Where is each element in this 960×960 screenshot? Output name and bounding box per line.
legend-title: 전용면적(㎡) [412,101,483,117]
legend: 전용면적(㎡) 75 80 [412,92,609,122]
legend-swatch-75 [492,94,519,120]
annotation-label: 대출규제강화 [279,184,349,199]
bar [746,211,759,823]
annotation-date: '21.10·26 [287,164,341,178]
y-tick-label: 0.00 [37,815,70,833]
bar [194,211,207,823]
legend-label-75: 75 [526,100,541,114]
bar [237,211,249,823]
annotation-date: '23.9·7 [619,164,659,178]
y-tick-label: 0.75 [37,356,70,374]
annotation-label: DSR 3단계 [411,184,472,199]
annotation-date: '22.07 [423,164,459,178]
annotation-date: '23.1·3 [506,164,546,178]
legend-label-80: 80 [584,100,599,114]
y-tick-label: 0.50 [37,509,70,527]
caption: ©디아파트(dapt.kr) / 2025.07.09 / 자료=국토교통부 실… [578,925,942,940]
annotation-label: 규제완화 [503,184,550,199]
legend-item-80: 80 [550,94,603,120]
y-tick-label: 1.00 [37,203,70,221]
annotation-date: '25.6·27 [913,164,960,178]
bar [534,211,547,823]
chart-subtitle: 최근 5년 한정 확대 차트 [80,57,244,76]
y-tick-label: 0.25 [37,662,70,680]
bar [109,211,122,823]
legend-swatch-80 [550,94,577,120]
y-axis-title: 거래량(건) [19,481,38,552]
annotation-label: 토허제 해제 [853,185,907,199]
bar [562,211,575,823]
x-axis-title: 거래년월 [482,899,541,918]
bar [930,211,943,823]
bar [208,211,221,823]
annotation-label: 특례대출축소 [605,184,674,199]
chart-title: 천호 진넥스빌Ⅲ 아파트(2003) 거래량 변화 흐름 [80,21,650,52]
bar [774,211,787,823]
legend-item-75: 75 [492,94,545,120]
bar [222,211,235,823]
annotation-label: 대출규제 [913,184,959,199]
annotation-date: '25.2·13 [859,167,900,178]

········

Lay out every line of the items above as a Markdown table with the columns Row and Line, leaving out any blank lines.

# Written solution
| Row | Line |
|---|---|
| 1 | Where is each element in this 960×960 screenshot? Output name and bounding box per line. |
| 2 | legend-title: 전용면적(㎡) [412,101,483,117] |
| 3 | legend: 전용면적(㎡) 75 80 [412,92,609,122] |
| 4 | legend-swatch-75 [492,94,519,120] |
| 5 | annotation-label: 대출규제강화 [279,184,349,199] |
| 6 | bar [746,211,759,823] |
| 7 | annotation-date: '21.10·26 [287,164,341,178] |
| 8 | y-tick-label: 0.00 [37,815,70,833] |
| 9 | bar [194,211,207,823] |
| 10 | legend-label-75: 75 [526,100,541,114] |
| 11 | bar [237,211,249,823] |
| 12 | annotation-date: '23.9·7 [619,164,659,178] |
| 13 | y-tick-label: 0.75 [37,356,70,374] |
| 14 | annotation-label: DSR 3단계 [411,184,472,199] |
| 15 | annotation-date: '22.07 [423,164,459,178] |
| 16 | annotation-date: '23.1·3 [506,164,546,178] |
| 17 | legend-label-80: 80 [584,100,599,114] |
| 18 | y-tick-label: 0.50 [37,509,70,527] |
| 19 | caption: ©디아파트(dapt.kr) / 2025.07.09 / 자료=국토교통부 실… [578,925,942,940] |
| 20 | annotation-label: 규제완화 [503,184,550,199] |
| 21 | legend-item-80: 80 [550,94,603,120] |
| 22 | y-tick-label: 1.00 [37,203,70,221] |
| 23 | annotation-date: '25.6·27 [913,164,960,178] |
| 24 | bar [534,211,547,823] |
| 25 | chart-subtitle: 최근 5년 한정 확대 차트 [80,57,244,76] |
| 26 | y-tick-label: 0.25 [37,662,70,680] |
| 27 | bar [109,211,122,823] |
| 28 | legend-swatch-80 [550,94,577,120] |
| 29 | y-axis-title: 거래량(건) [19,481,38,552] |
| 30 | annotation-label: 토허제 해제 [853,185,907,199] |
| 31 | bar [562,211,575,823] |
| 32 | x-axis-title: 거래년월 [482,899,541,918] |
| 33 | bar [930,211,943,823] |
| 34 | bar [208,211,221,823] |
| 35 | annotation-label: 특례대출축소 [605,184,674,199] |
| 36 | chart-title: 천호 진넥스빌Ⅲ 아파트(2003) 거래량 변화 흐름 [80,21,650,52] |
| 37 | bar [774,211,787,823] |
| 38 | legend-item-75: 75 [492,94,545,120] |
| 39 | bar [222,211,235,823] |
| 40 | annotation-label: 대출규제 [913,184,959,199] |
| 41 | annotation-date: '25.2·13 [859,167,900,178] |